Dataset entries
** start **

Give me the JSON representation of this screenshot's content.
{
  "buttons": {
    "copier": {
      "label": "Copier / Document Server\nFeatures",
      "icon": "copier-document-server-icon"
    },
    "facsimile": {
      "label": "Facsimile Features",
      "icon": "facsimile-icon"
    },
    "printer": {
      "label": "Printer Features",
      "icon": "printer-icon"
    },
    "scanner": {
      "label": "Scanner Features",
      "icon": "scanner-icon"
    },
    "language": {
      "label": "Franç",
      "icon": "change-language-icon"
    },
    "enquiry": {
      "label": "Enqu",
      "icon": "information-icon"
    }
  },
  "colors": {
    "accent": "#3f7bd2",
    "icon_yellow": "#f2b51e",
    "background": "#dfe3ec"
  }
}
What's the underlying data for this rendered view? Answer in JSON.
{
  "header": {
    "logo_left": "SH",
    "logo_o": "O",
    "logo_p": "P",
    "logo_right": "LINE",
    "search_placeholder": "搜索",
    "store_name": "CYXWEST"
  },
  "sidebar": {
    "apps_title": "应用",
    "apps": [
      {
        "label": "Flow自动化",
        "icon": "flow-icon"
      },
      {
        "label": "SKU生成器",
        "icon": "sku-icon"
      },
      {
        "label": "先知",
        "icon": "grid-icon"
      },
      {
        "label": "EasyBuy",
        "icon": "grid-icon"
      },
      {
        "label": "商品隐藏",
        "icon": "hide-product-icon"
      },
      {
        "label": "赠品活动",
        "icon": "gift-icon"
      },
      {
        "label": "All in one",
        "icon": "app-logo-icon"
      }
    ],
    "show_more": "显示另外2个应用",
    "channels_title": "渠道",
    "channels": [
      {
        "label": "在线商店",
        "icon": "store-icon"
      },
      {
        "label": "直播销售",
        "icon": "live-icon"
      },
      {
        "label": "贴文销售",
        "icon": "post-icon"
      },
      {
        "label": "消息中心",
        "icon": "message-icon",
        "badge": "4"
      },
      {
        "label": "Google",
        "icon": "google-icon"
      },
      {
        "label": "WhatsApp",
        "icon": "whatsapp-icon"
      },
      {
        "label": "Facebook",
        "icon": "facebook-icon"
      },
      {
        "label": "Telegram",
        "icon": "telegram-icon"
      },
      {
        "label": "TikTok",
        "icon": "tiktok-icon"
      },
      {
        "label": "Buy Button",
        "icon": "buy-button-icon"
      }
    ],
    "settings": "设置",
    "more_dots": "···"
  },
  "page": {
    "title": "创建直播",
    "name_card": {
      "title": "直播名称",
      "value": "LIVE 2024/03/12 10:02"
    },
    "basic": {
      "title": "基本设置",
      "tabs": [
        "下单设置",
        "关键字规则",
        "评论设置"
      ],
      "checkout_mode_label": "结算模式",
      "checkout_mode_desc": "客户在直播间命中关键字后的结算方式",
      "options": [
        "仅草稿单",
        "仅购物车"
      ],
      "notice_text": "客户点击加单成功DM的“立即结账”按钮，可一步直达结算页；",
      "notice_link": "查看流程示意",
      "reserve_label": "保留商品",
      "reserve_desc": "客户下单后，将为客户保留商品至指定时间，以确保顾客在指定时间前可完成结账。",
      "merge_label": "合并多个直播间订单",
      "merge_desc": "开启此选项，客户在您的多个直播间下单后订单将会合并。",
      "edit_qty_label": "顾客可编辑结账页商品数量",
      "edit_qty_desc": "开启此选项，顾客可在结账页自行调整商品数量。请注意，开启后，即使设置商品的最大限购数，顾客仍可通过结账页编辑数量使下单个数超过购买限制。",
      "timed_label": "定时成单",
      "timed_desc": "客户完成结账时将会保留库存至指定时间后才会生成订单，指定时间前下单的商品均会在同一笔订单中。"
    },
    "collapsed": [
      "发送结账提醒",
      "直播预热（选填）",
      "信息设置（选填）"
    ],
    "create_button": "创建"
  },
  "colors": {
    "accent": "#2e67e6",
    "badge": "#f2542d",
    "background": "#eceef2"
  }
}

** end **

▶ [Problem description]:
Extract every record. Keep wording exact.

▶ [Task answer]:
Give me the JSON representation of this screenshot's content.
{
  "buttons": {
    "copier": {
      "label": "Copier / Document Server\nFeatures",
      "icon": "copier-document-server-icon"
    },
    "facsimile": {
      "label": "Facsimile Features",
      "icon": "facsimile-icon"
    },
    "printer": {
      "label": "Printer Features",
      "icon": "printer-icon"
    },
    "scanner": {
      "label": "Scanner Features",
      "icon": "scanner-icon"
    },
    "language": {
      "label": "Franç",
      "icon": "change-language-icon"
    },
    "enquiry": {
      "label": "Enqu",
      "icon": "information-icon"
    }
  },
  "colors": {
    "accent": "#3f7bd2",
    "icon_yellow": "#f2b51e",
    "background": "#dfe3ec"
  }
}
What's the underlying data for this rendered view? Answer in JSON.
{
  "header": {
    "logo_left": "SH",
    "logo_o": "O",
    "logo_p": "P",
    "logo_right": "LINE",
    "search_placeholder": "搜索",
    "store_name": "CYXWEST"
  },
  "sidebar": {
    "apps_title": "应用",
    "apps": [
      {
        "label": "Flow自动化",
        "icon": "flow-icon"
      },
      {
        "label": "SKU生成器",
        "icon": "sku-icon"
      },
      {
        "label": "先知",
        "icon": "grid-icon"
      },
      {
        "label": "EasyBuy",
        "icon": "grid-icon"
      },
      {
        "label": "商品隐藏",
        "icon": "hide-product-icon"
      },
      {
        "label": "赠品活动",
        "icon": "gift-icon"
      },
      {
        "label": "All in one",
        "icon": "app-logo-icon"
      }
    ],
    "show_more": "显示另外2个应用",
    "channels_title": "渠道",
    "channels": [
      {
        "label": "在线商店",
        "icon": "store-icon"
      },
      {
        "label": "直播销售",
        "icon": "live-icon"
      },
      {
        "label": "贴文销售",
        "icon": "post-icon"
      },
      {
        "label": "消息中心",
        "icon": "message-icon",
        "badge": "4"
      },
      {
        "label": "Google",
        "icon": "google-icon"
      },
      {
        "label": "WhatsApp",
        "icon": "whatsapp-icon"
      },
      {
        "label": "Facebook",
        "icon": "facebook-icon"
      },
      {
        "label": "Telegram",
        "icon": "telegram-icon"
      },
      {
        "label": "TikTok",
        "icon": "tiktok-icon"
      },
      {
        "label": "Buy Button",
        "icon": "buy-button-icon"
      }
    ],
    "settings": "设置",
    "more_dots": "···"
  },
  "page": {
    "title": "创建直播",
    "name_card": {
      "title": "直播名称",
      "value": "LIVE 2024/03/12 10:02"
    },
    "basic": {
      "title": "基本设置",
      "tabs": [
        "下单设置",
        "关键字规则",
        "评论设置"
      ],
      "checkout_mode_label": "结算模式",
      "checkout_mode_desc": "客户在直播间命中关键字后的结算方式",
      "options": [
        "仅草稿单",
        "仅购物车"
      ],
      "notice_text": "客户点击加单成功DM的“立即结账”按钮，可一步直达结算页；",
      "notice_link": "查看流程示意",
      "reserve_label": "保留商品",
      "reserve_desc": "客户下单后，将为客户保留商品至指定时间，以确保顾客在指定时间前可完成结账。",
      "merge_label": "合并多个直播间订单",
      "merge_desc": "开启此选项，客户在您的多个直播间下单后订单将会合并。",
      "edit_qty_label": "顾客可编辑结账页商品数量",
      "edit_qty_desc": "开启此选项，顾客可在结账页自行调整商品数量。请注意，开启后，即使设置商品的最大限购数，顾客仍可通过结账页编辑数量使下单个数超过购买限制。",
      "timed_label": "定时成单",
      "timed_desc": "客户完成结账时将会保留库存至指定时间后才会生成订单，指定时间前下单的商品均会在同一笔订单中。"
    },
    "collapsed": [
      "发送结账提醒",
      "直播预热（选填）",
      "信息设置（选填）"
    ],
    "create_button": "创建"
  },
  "colors": {
    "accent": "#2e67e6",
    "badge": "#f2542d",
    "background": "#eceef2"
  }
}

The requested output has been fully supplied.